What the exercise asks -
Copy out the complete listing, word for word.

--- START OF Recorded information ---

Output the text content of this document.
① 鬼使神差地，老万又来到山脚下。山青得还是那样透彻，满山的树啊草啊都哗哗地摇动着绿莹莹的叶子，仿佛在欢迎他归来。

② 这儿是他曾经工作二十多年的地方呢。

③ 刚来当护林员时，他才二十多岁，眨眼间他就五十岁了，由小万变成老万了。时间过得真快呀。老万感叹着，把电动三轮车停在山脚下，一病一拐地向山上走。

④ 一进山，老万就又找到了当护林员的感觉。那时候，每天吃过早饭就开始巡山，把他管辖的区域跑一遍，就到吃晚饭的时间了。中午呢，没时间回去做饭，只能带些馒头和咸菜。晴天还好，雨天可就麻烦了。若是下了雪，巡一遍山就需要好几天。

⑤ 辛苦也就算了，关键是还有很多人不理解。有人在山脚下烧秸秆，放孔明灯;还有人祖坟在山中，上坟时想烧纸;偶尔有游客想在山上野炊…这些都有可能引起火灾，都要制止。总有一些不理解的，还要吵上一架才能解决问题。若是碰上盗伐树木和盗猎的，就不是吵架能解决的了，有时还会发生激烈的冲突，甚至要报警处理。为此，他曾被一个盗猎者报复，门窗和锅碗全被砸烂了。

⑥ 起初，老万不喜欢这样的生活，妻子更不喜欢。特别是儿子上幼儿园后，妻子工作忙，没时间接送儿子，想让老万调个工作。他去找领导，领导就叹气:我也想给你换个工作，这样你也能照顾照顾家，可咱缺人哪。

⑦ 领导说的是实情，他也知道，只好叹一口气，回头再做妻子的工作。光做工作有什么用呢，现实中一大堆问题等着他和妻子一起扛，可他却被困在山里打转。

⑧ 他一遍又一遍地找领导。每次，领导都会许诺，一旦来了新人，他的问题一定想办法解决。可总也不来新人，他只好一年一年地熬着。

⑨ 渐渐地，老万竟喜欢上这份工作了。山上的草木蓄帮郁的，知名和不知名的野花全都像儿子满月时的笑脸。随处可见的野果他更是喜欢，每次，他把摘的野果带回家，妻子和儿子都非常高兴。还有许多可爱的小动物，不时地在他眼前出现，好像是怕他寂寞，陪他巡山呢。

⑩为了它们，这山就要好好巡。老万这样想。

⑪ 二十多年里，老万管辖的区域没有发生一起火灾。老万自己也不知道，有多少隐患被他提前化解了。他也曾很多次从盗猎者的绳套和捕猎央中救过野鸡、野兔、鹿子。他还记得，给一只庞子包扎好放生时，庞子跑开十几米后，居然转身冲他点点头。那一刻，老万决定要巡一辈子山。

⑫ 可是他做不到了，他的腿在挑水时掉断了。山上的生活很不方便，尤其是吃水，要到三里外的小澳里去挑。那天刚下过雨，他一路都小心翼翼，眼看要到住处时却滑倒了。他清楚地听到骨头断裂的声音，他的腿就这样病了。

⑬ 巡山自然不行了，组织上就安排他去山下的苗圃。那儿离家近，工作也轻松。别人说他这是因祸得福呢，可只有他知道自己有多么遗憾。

--- END OF Recorded information ---

Exercise output -
Output the text content of this document.
① 鬼使神差地，老万又来到山脚下。山青得还是那样透彻，满山的树啊草啊都哗哗地摇动着绿莹莹的叶子，仿佛在欢迎他归来。

② 这儿是他曾经工作二十多年的地方呢。

③ 刚来当护林员时，他才二十多岁，眨眼间他就五十岁了，由小万变成老万了。时间过得真快呀。老万感叹着，把电动三轮车停在山脚下，一病一拐地向山上走。

④ 一进山，老万就又找到了当护林员的感觉。那时候，每天吃过早饭就开始巡山，把他管辖的区域跑一遍，就到吃晚饭的时间了。中午呢，没时间回去做饭，只能带些馒头和咸菜。晴天还好，雨天可就麻烦了。若是下了雪，巡一遍山就需要好几天。

⑤ 辛苦也就算了，关键是还有很多人不理解。有人在山脚下烧秸秆，放孔明灯;还有人祖坟在山中，上坟时想烧纸;偶尔有游客想在山上野炊…这些都有可能引起火灾，都要制止。总有一些不理解的，还要吵上一架才能解决问题。若是碰上盗伐树木和盗猎的，就不是吵架能解决的了，有时还会发生激烈的冲突，甚至要报警处理。为此，他曾被一个盗猎者报复，门窗和锅碗全被砸烂了。

⑥ 起初，老万不喜欢这样的生活，妻子更不喜欢。特别是儿子上幼儿园后，妻子工作忙，没时间接送儿子，想让老万调个工作。他去找领导，领导就叹气:我也想给你换个工作，这样你也能照顾照顾家，可咱缺人哪。

⑦ 领导说的是实情，他也知道，只好叹一口气，回头再做妻子的工作。光做工作有什么用呢，现实中一大堆问题等着他和妻子一起扛，可他却被困在山里打转。

⑧ 他一遍又一遍地找领导。每次，领导都会许诺，一旦来了新人，他的问题一定想办法解决。可总也不来新人，他只好一年一年地熬着。

⑨ 渐渐地，老万竟喜欢上这份工作了。山上的草木蓄帮郁的，知名和不知名的野花全都像儿子满月时的笑脸。随处可见的野果他更是喜欢，每次，他把摘的野果带回家，妻子和儿子都非常高兴。还有许多可爱的小动物，不时地在他眼前出现，好像是怕他寂寞，陪他巡山呢。

⑩为了它们，这山就要好好巡。老万这样想。

⑪ 二十多年里，老万管辖的区域没有发生一起火灾。老万自己也不知道，有多少隐患被他提前化解了。他也曾很多次从盗猎者的绳套和捕猎央中救过野鸡、野兔、鹿子。他还记得，给一只庞子包扎好放生时，庞子跑开十几米后，居然转身冲他点点头。那一刻，老万决定要巡一辈子山。

⑫ 可是他做不到了，他的腿在挑水时掉断了。山上的生活很不方便，尤其是吃水，要到三里外的小澳里去挑。那天刚下过雨，他一路都小心翼翼，眼看要到住处时却滑倒了。他清楚地听到骨头断裂的声音，他的腿就这样病了。

⑬ 巡山自然不行了，组织上就安排他去山下的苗圃。那儿离家近，工作也轻松。别人说他这是因祸得福呢，可只有他知道自己有多么遗憾。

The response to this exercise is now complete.